Supplied entries =>
** Start **

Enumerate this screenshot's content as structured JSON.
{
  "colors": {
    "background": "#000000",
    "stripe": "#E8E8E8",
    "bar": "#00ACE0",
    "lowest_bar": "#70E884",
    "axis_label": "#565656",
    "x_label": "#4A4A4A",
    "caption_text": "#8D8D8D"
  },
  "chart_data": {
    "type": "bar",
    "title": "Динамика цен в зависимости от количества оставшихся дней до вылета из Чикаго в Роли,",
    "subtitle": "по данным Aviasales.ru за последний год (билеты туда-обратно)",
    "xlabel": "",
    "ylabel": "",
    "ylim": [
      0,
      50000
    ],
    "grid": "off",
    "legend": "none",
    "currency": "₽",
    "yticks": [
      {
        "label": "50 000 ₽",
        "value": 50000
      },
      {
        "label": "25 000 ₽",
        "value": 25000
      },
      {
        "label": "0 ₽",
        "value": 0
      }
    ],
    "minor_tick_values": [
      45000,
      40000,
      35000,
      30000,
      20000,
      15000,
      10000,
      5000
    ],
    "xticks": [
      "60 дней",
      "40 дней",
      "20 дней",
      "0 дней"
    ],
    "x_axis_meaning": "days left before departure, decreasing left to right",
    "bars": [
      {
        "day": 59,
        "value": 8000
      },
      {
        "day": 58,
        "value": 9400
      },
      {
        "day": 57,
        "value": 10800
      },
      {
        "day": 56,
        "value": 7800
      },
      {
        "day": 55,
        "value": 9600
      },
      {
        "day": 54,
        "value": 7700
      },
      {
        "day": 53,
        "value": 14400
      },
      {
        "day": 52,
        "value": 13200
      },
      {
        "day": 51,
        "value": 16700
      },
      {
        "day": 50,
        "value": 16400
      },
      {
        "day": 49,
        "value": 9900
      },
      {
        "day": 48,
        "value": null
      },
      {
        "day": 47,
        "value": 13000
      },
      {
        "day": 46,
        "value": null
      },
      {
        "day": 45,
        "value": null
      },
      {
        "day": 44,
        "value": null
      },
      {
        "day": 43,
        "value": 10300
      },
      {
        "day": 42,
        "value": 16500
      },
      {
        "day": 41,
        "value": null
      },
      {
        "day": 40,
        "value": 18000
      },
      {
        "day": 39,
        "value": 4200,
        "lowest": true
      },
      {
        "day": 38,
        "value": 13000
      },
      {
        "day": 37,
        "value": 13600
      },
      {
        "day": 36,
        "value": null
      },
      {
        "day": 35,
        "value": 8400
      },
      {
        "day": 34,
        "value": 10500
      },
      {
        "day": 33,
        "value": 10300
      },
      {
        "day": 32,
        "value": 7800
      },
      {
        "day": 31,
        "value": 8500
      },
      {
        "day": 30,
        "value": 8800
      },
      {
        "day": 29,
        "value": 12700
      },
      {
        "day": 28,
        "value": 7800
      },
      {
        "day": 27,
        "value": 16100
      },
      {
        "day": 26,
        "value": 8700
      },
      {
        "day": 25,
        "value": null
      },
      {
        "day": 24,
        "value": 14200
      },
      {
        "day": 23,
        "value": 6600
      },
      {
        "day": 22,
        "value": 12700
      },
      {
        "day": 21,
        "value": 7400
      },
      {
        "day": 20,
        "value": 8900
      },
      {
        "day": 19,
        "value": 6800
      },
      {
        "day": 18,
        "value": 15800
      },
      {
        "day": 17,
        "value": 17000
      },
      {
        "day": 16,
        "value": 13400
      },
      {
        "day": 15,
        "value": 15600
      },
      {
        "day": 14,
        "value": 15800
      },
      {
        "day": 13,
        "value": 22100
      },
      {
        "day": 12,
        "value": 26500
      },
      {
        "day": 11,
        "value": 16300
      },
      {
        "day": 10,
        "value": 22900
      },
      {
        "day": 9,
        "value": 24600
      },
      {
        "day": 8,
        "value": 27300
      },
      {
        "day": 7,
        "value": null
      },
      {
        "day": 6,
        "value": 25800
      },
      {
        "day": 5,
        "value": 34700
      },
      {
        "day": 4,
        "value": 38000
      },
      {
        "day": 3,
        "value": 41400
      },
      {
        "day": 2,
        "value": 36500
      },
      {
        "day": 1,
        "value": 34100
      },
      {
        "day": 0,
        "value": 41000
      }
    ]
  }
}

** End **

What to produce => Print the entries exactly. Include every one.

Expected answer =>
Enumerate this screenshot's content as structured JSON.
{
  "colors": {
    "background": "#000000",
    "stripe": "#E8E8E8",
    "bar": "#00ACE0",
    "lowest_bar": "#70E884",
    "axis_label": "#565656",
    "x_label": "#4A4A4A",
    "caption_text": "#8D8D8D"
  },
  "chart_data": {
    "type": "bar",
    "title": "Динамика цен в зависимости от количества оставшихся дней до вылета из Чикаго в Роли,",
    "subtitle": "по данным Aviasales.ru за последний год (билеты туда-обратно)",
    "xlabel": "",
    "ylabel": "",
    "ylim": [
      0,
      50000
    ],
    "grid": "off",
    "legend": "none",
    "currency": "₽",
    "yticks": [
      {
        "label": "50 000 ₽",
        "value": 50000
      },
      {
        "label": "25 000 ₽",
        "value": 25000
      },
      {
        "label": "0 ₽",
        "value": 0
      }
    ],
    "minor_tick_values": [
      45000,
      40000,
      35000,
      30000,
      20000,
      15000,
      10000,
      5000
    ],
    "xticks": [
      "60 дней",
      "40 дней",
      "20 дней",
      "0 дней"
    ],
    "x_axis_meaning": "days left before departure, decreasing left to right",
    "bars": [
      {
        "day": 59,
        "value": 8000
      },
      {
        "day": 58,
        "value": 9400
      },
      {
        "day": 57,
        "value": 10800
      },
      {
        "day": 56,
        "value": 7800
      },
      {
        "day": 55,
        "value": 9600
      },
      {
        "day": 54,
        "value": 7700
      },
      {
        "day": 53,
        "value": 14400
      },
      {
        "day": 52,
        "value": 13200
      },
      {
        "day": 51,
        "value": 16700
      },
      {
        "day": 50,
        "value": 16400
      },
      {
        "day": 49,
        "value": 9900
      },
      {
        "day": 48,
        "value": null
      },
      {
        "day": 47,
        "value": 13000
      },
      {
        "day": 46,
        "value": null
      },
      {
        "day": 45,
        "value": null
      },
      {
        "day": 44,
        "value": null
      },
      {
        "day": 43,
        "value": 10300
      },
      {
        "day": 42,
        "value": 16500
      },
      {
        "day": 41,
        "value": null
      },
      {
        "day": 40,
        "value": 18000
      },
      {
        "day": 39,
        "value": 4200,
        "lowest": true
      },
      {
        "day": 38,
        "value": 13000
      },
      {
        "day": 37,
        "value": 13600
      },
      {
        "day": 36,
        "value": null
      },
      {
        "day": 35,
        "value": 8400
      },
      {
        "day": 34,
        "value": 10500
      },
      {
        "day": 33,
        "value": 10300
      },
      {
        "day": 32,
        "value": 7800
      },
      {
        "day": 31,
        "value": 8500
      },
      {
        "day": 30,
        "value": 8800
      },
      {
        "day": 29,
        "value": 12700
      },
      {
        "day": 28,
        "value": 7800
      },
      {
        "day": 27,
        "value": 16100
      },
      {
        "day": 26,
        "value": 8700
      },
      {
        "day": 25,
        "value": null
      },
      {
        "day": 24,
        "value": 14200
      },
      {
        "day": 23,
        "value": 6600
      },
      {
        "day": 22,
        "value": 12700
      },
      {
        "day": 21,
        "value": 7400
      },
      {
        "day": 20,
        "value": 8900
      },
      {
        "day": 19,
        "value": 6800
      },
      {
        "day": 18,
        "value": 15800
      },
      {
        "day": 17,
        "value": 17000
      },
      {
        "day": 16,
        "value": 13400
      },
      {
        "day": 15,
        "value": 15600
      },
      {
        "day": 14,
        "value": 15800
      },
      {
        "day": 13,
        "value": 22100
      },
      {
        "day": 12,
        "value": 26500
      },
      {
        "day": 11,
        "value": 16300
      },
      {
        "day": 10,
        "value": 22900
      },
      {
        "day": 9,
        "value": 24600
      },
      {
        "day": 8,
        "value": 27300
      },
      {
        "day": 7,
        "value": null
      },
      {
        "day": 6,
        "value": 25800
      },
      {
        "day": 5,
        "value": 34700
      },
      {
        "day": 4,
        "value": 38000
      },
      {
        "day": 3,
        "value": 41400
      },
      {
        "day": 2,
        "value": 36500
      },
      {
        "day": 1,
        "value": 34100
      },
      {
        "day": 0,
        "value": 41000
      }
    ]
  }
}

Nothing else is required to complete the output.